=== Exercise goal ===
Quote the whole listing verbatim.

=== Material for this exercise ===
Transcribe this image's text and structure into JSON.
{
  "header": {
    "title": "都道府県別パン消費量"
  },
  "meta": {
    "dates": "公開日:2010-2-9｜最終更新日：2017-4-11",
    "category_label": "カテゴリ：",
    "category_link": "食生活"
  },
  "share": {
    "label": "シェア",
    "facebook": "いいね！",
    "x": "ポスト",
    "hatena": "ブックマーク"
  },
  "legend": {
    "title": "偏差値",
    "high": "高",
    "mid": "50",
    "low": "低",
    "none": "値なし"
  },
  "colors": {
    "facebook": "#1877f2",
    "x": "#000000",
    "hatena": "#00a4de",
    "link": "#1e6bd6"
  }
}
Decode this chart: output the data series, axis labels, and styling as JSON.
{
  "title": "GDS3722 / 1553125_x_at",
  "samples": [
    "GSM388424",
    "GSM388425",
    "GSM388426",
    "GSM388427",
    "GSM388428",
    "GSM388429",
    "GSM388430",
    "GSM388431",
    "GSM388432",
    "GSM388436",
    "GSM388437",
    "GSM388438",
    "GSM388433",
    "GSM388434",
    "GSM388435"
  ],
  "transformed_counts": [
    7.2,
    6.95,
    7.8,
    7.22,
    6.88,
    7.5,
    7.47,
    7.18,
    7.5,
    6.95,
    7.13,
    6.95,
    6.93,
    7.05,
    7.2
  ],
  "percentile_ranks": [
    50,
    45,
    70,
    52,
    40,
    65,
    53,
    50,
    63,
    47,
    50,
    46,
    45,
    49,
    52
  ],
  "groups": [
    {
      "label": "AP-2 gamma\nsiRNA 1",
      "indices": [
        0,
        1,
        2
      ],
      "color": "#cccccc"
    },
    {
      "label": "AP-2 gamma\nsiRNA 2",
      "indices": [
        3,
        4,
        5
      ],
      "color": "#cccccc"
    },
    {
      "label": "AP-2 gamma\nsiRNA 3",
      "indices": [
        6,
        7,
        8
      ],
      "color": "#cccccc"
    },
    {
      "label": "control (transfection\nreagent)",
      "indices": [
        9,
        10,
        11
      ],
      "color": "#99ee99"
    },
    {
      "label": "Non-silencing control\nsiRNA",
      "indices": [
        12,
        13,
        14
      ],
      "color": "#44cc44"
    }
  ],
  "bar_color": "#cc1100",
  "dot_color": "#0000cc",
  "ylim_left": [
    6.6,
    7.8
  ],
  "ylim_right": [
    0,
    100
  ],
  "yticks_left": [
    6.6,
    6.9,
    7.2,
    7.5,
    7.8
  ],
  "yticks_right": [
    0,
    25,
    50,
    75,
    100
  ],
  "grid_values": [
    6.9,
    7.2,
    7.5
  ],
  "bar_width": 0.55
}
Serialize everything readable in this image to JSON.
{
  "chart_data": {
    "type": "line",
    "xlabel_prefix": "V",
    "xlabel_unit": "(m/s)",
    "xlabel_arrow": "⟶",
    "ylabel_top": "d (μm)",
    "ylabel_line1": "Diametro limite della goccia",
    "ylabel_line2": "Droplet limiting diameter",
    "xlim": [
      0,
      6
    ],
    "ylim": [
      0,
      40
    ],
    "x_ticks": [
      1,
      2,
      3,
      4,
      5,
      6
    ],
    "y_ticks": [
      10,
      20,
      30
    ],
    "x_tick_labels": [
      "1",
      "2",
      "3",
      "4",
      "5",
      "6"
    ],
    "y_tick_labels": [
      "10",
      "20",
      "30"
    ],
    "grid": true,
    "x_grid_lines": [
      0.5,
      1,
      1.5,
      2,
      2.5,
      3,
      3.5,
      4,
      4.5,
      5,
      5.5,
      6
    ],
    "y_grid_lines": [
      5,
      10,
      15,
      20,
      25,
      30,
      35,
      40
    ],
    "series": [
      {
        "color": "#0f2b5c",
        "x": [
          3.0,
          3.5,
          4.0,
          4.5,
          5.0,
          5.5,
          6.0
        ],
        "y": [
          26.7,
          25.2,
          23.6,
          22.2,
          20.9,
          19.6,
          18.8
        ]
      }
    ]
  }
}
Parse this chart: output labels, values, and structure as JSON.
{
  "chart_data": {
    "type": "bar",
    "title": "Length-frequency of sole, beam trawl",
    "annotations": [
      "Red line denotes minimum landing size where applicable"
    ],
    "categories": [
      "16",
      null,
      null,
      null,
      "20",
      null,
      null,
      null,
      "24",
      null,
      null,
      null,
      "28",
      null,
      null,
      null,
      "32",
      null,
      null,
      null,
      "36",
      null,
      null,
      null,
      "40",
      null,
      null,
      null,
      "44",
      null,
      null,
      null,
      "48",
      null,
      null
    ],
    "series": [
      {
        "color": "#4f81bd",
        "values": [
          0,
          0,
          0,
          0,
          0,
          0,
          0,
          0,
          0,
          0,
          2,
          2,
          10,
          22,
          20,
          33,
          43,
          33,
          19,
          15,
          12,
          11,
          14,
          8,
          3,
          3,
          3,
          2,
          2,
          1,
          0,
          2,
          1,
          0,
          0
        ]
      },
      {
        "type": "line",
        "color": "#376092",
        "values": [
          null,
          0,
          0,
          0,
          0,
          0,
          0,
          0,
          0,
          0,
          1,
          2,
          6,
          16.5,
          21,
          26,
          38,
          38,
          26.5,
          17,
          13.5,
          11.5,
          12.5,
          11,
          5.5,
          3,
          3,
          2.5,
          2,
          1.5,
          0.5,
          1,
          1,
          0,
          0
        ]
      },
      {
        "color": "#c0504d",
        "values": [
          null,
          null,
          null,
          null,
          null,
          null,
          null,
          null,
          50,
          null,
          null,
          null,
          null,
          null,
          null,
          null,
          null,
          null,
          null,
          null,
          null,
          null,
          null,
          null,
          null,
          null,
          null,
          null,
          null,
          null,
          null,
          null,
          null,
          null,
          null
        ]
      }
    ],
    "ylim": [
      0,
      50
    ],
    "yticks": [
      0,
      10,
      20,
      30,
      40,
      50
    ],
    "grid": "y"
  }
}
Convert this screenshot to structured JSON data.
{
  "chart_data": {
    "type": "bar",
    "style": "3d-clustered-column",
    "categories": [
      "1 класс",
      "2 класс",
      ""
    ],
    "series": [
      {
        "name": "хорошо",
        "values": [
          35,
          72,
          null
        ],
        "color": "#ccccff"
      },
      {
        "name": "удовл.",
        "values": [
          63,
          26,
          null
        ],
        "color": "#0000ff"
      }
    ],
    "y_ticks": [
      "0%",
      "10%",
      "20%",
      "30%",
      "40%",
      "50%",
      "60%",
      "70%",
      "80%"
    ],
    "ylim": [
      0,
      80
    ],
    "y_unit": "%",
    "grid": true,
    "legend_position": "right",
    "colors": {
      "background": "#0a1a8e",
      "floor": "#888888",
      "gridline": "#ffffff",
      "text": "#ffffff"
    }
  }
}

=== Correct response ===
Transcribe this image's text and structure into JSON.
{
  "header": {
    "title": "都道府県別パン消費量"
  },
  "meta": {
    "dates": "公開日:2010-2-9｜最終更新日：2017-4-11",
    "category_label": "カテゴリ：",
    "category_link": "食生活"
  },
  "share": {
    "label": "シェア",
    "facebook": "いいね！",
    "x": "ポスト",
    "hatena": "ブックマーク"
  },
  "legend": {
    "title": "偏差値",
    "high": "高",
    "mid": "50",
    "low": "低",
    "none": "値なし"
  },
  "colors": {
    "facebook": "#1877f2",
    "x": "#000000",
    "hatena": "#00a4de",
    "link": "#1e6bd6"
  }
}
Decode this chart: output the data series, axis labels, and styling as JSON.
{
  "title": "GDS3722 / 1553125_x_at",
  "samples": [
    "GSM388424",
    "GSM388425",
    "GSM388426",
    "GSM388427",
    "GSM388428",
    "GSM388429",
    "GSM388430",
    "GSM388431",
    "GSM388432",
    "GSM388436",
    "GSM388437",
    "GSM388438",
    "GSM388433",
    "GSM388434",
    "GSM388435"
  ],
  "transformed_counts": [
    7.2,
    6.95,
    7.8,
    7.22,
    6.88,
    7.5,
    7.47,
    7.18,
    7.5,
    6.95,
    7.13,
    6.95,
    6.93,
    7.05,
    7.2
  ],
  "percentile_ranks": [
    50,
    45,
    70,
    52,
    40,
    65,
    53,
    50,
    63,
    47,
    50,
    46,
    45,
    49,
    52
  ],
  "groups": [
    {
      "label": "AP-2 gamma\nsiRNA 1",
      "indices": [
        0,
        1,
        2
      ],
      "color": "#cccccc"
    },
    {
      "label": "AP-2 gamma\nsiRNA 2",
      "indices": [
        3,
        4,
        5
      ],
      "color": "#cccccc"
    },
    {
      "label": "AP-2 gamma\nsiRNA 3",
      "indices": [
        6,
        7,
        8
      ],
      "color": "#cccccc"
    },
    {
      "label": "control (transfection\nreagent)",
      "indices": [
        9,
        10,
        11
      ],
      "color": "#99ee99"
    },
    {
      "label": "Non-silencing control\nsiRNA",
      "indices": [
        12,
        13,
        14
      ],
      "color": "#44cc44"
    }
  ],
  "bar_color": "#cc1100",
  "dot_color": "#0000cc",
  "ylim_left": [
    6.6,
    7.8
  ],
  "ylim_right": [
    0,
    100
  ],
  "yticks_left": [
    6.6,
    6.9,
    7.2,
    7.5,
    7.8
  ],
  "yticks_right": [
    0,
    25,
    50,
    75,
    100
  ],
  "grid_values": [
    6.9,
    7.2,
    7.5
  ],
  "bar_width": 0.55
}
Serialize everything readable in this image to JSON.
{
  "chart_data": {
    "type": "line",
    "xlabel_prefix": "V",
    "xlabel_unit": "(m/s)",
    "xlabel_arrow": "⟶",
    "ylabel_top": "d (μm)",
    "ylabel_line1": "Diametro limite della goccia",
    "ylabel_line2": "Droplet limiting diameter",
    "xlim": [
      0,
      6
    ],
    "ylim": [
      0,
      40
    ],
    "x_ticks": [
      1,
      2,
      3,
      4,
      5,
      6
    ],
    "y_ticks": [
      10,
      20,
      30
    ],
    "x_tick_labels": [
      "1",
      "2",
      "3",
      "4",
      "5",
      "6"
    ],
    "y_tick_labels": [
      "10",
      "20",
      "30"
    ],
    "grid": true,
    "x_grid_lines": [
      0.5,
      1,
      1.5,
      2,
      2.5,
      3,
      3.5,
      4,
      4.5,
      5,
      5.5,
      6
    ],
    "y_grid_lines": [
      5,
      10,
      15,
      20,
      25,
      30,
      35,
      40
    ],
    "series": [
      {
        "color": "#0f2b5c",
        "x": [
          3.0,
          3.5,
          4.0,
          4.5,
          5.0,
          5.5,
          6.0
        ],
        "y": [
          26.7,
          25.2,
          23.6,
          22.2,
          20.9,
          19.6,
          18.8
        ]
      }
    ]
  }
}
Parse this chart: output labels, values, and structure as JSON.
{
  "chart_data": {
    "type": "bar",
    "title": "Length-frequency of sole, beam trawl",
    "annotations": [
      "Red line denotes minimum landing size where applicable"
    ],
    "categories": [
      "16",
      null,
      null,
      null,
      "20",
      null,
      null,
      null,
      "24",
      null,
      null,
      null,
      "28",
      null,
      null,
      null,
      "32",
      null,
      null,
      null,
      "36",
      null,
      null,
      null,
      "40",
      null,
      null,
      null,
      "44",
      null,
      null,
      null,
      "48",
      null,
      null
    ],
    "series": [
      {
        "color": "#4f81bd",
        "values": [
          0,
          0,
          0,
          0,
          0,
          0,
          0,
          0,
          0,
          0,
          2,
          2,
          10,
          22,
          20,
          33,
          43,
          33,
          19,
          15,
          12,
          11,
          14,
          8,
          3,
          3,
          3,
          2,
          2,
          1,
          0,
          2,
          1,
          0,
          0
        ]
      },
      {
        "type": "line",
        "color": "#376092",
        "values": [
          null,
          0,
          0,
          0,
          0,
          0,
          0,
          0,
          0,
          0,
          1,
          2,
          6,
          16.5,
          21,
          26,
          38,
          38,
          26.5,
          17,
          13.5,
          11.5,
          12.5,
          11,
          5.5,
          3,
          3,
          2.5,
          2,
          1.5,
          0.5,
          1,
          1,
          0,
          0
        ]
      },
      {
        "color": "#c0504d",
        "values": [
          null,
          null,
          null,
          null,
          null,
          null,
          null,
          null,
          50,
          null,
          null,
          null,
          null,
          null,
          null,
          null,
          null,
          null,
          null,
          null,
          null,
          null,
          null,
          null,
          null,
          null,
          null,
          null,
          null,
          null,
          null,
          null,
          null,
          null,
          null
        ]
      }
    ],
    "ylim": [
      0,
      50
    ],
    "yticks": [
      0,
      10,
      20,
      30,
      40,
      50
    ],
    "grid": "y"
  }
}
Convert this screenshot to structured JSON data.
{
  "chart_data": {
    "type": "bar",
    "style": "3d-clustered-column",
    "categories": [
      "1 класс",
      "2 класс",
      ""
    ],
    "series": [
      {
        "name": "хорошо",
        "values": [
          35,
          72,
          null
        ],
        "color": "#ccccff"
      },
      {
        "name": "удовл.",
        "values": [
          63,
          26,
          null
        ],
        "color": "#0000ff"
      }
    ],
    "y_ticks": [
      "0%",
      "10%",
      "20%",
      "30%",
      "40%",
      "50%",
      "60%",
      "70%",
      "80%"
    ],
    "ylim": [
      0,
      80
    ],
    "y_unit": "%",
    "grid": true,
    "legend_position": "right",
    "colors": {
      "background": "#0a1a8e",
      "floor": "#888888",
      "gridline": "#ffffff",
      "text": "#ffffff"
    }
  }
}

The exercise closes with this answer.